Texte proposé:

28 FÉVRIER 2011

Djamshed Usmonov : "On négocie sa vie... et sa place au paradis"

Tourné dans son village natal du Tadjikistan, interprété par ses habitants et les parents du réalisateur, sous la lumière de l'hiver, quand "la vie y est plus rude et le désarroi des hommes plus visible", L'Ange de l'épaule droite est une fable poétique qui raconte le "ici" tout en étant habitée par l'au-delà.

A quoi fait référence le titre : "L'ange de l'épaule droite" ?Djamshed Usmonov : Selon une vieille légende de l'islam, chaque homme a sur ses épaules deux anges invisibles. L'ange de l'épaule droite consigne les bonnes actions, tandis que l'ange de l'épaule gauche note les mauvaises. Au jour du Jugement dernier, les bonnes et les mauvaises actions de l'homme sont pesées dans la balance de la justice. L'homme est alors envoyé au paradis ou en enfer. On raconte cette histoire aux enfants pour qu'ils apprennent la notion du bien et du mal. Cette histoire a profondément marquée mon enfance. Ce film est la première partie d'un diptyque, il sera suivi par "L'ange de l'épaule gauche".

Une autre histoire se déroulant au Xllle siècle, s'inscrit aussi dans ce récit : La vie du poète Attar...Avant d'être poète, Attar, menait la vie tranquille et aisée d'un apothicaire à Nichapour. Un jour, alors qu'il avait refusé l'aumône à un derviche, celui-ci lui montra que, bien que miséreux, sa richesse était incommensurable. L'apothicaire espérait-il emporter ses biens dans l'autre mondae? Alors que lui, derviche, possédait un bien plus précieux, il était maître de sa vie et de sa mort : ceci étant dit, le derviche s'étendit par terre, appela Dieu et mourut. Bouleversé par ce miracle, Attar renonça à sa vie passée pour devenir un poète errant. Ces deux histoires forment le socle et le cœur du film.

Vous avez tourné tout le film en hiver.Oui, la vie y est plus rude et le désarroi des hommes plus visible. Et puis j'aime cette lumière froide dénuée des couleurs de l'été où les arbres sont gorgés de fruits mûrs, où les fleurs éclatent à la lumière. J'avais envie de me concentrer sur mes personnages et que le décor soit le plus humble possible.

Parlez-nous d'Hamro, le personnage principal.Le scénario reflète les problèmes de la société tadjik actuelle, confrontée à des bouleversements sociaux-politiques profonds et à une guerre civile de sept ans. Le personnage principal, Hamro, est la résultante de ces événements, il est cruel. À ses yeux, rien n'est sacré, et, pour satisfaire ses désirs, il sacrifierait n'importe qui. Cependant cet homme cruel et perdu, éprouve l'amour désintéressé de sa mère, Halima. Hamro est interprété par mon propre frère, c'est un personnage complexe et sensible. Halima, elle, est une femme aux soucis et aux désirs simples. Au fond de son âme reposent des lois et des valeurs ancestrales. Elle est porteuse de la sagesse des siècles passés, des vieilles croyances et légendes, de la foi naïve du bien et du mal et des miracles. Pour sauver son fils, elle se sacrifie et meurt miraculeusement. Comme si elle était partie, non pas pour l'autre monde, mais pour rendre visite à des amis dans un village voisin.

Entrées de position des items
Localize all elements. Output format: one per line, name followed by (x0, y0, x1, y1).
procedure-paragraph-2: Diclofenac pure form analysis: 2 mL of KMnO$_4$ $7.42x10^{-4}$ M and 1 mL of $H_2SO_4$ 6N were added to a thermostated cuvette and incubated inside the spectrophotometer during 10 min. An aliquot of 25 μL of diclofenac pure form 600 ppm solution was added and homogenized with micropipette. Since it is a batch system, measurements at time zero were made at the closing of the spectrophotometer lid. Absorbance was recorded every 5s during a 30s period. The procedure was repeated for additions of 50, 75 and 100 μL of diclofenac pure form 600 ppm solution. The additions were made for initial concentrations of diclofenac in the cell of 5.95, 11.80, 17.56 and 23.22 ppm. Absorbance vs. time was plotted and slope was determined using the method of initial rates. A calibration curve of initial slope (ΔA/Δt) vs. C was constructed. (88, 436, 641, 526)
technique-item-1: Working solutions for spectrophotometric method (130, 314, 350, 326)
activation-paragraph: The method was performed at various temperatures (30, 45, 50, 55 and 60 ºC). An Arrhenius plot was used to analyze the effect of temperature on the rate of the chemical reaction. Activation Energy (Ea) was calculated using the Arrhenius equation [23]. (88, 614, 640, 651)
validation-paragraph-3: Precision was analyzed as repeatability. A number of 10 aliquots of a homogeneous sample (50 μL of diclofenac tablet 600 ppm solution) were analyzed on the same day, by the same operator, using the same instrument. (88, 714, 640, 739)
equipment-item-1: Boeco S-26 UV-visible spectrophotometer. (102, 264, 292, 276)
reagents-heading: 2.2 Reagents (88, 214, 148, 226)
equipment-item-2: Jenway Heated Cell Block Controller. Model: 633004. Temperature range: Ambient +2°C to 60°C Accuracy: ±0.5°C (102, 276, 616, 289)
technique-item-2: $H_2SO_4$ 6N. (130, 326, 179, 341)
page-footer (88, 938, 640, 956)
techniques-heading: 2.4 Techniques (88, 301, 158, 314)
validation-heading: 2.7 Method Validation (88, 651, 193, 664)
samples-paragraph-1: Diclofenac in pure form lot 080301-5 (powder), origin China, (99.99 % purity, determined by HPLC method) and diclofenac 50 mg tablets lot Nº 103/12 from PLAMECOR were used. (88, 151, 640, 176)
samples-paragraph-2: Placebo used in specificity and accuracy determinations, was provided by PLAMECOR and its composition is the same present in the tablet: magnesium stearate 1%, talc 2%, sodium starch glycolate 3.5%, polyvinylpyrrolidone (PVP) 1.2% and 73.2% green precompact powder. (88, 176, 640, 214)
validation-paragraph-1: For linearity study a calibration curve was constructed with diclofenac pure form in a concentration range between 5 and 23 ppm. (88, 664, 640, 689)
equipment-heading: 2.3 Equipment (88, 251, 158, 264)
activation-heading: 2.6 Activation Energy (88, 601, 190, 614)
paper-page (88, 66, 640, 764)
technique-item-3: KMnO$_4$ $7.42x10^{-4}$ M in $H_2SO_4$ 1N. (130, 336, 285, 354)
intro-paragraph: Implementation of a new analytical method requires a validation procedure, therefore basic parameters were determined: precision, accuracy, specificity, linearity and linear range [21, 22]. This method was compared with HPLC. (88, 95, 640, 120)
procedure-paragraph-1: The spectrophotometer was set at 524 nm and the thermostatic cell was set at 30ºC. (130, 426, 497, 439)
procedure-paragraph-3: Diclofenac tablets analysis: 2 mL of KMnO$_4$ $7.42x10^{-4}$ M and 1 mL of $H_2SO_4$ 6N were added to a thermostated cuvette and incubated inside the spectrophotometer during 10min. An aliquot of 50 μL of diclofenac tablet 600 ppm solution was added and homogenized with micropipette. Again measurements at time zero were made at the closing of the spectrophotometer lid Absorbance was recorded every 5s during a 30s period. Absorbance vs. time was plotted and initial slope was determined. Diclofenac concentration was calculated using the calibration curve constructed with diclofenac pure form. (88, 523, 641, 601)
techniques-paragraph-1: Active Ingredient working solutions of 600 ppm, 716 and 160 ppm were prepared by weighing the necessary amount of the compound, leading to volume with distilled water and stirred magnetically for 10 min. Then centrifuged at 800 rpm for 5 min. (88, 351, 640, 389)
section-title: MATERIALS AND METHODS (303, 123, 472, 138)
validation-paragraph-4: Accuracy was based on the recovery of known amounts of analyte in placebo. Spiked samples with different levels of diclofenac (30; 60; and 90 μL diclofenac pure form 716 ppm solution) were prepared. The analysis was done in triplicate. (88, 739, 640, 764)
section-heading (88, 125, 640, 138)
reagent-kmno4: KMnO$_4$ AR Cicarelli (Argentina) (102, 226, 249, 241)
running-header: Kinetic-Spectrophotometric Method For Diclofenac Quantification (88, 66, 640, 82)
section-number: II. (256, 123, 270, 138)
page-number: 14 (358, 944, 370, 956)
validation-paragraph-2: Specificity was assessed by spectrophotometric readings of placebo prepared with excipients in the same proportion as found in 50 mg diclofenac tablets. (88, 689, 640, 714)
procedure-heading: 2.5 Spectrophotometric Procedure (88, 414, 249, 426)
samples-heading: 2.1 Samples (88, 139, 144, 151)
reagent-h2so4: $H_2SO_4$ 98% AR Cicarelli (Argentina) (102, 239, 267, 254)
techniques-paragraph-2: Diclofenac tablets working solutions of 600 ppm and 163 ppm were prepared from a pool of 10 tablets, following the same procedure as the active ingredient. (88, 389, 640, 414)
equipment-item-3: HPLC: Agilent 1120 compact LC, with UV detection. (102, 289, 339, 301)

À faire:
1. D'après l'entretien, qui interprète le personnage d'Hamro ?
2. Résumez l'entretien en deux phrases.
Les items proviennent d'une source distincte.

Corrigé:
1. Le propre frère de Djamshed Usmonov.

2. Djamshed Usmonov explique que le titre de son film, L'Ange de l'épaule droite, renvoie à une vieille légende de l'islam selon laquelle deux anges invisibles consignent les bonnes et les mauvaises actions de chaque homme, et que cette légende forme avec la vie du poète Attar le socle du film. Tourné en hiver, le film a pour personnage principal Hamro, un homme cruel issu des bouleversements de la société tadjike, dont la mère, Halima, se sacrifie pour le sauver.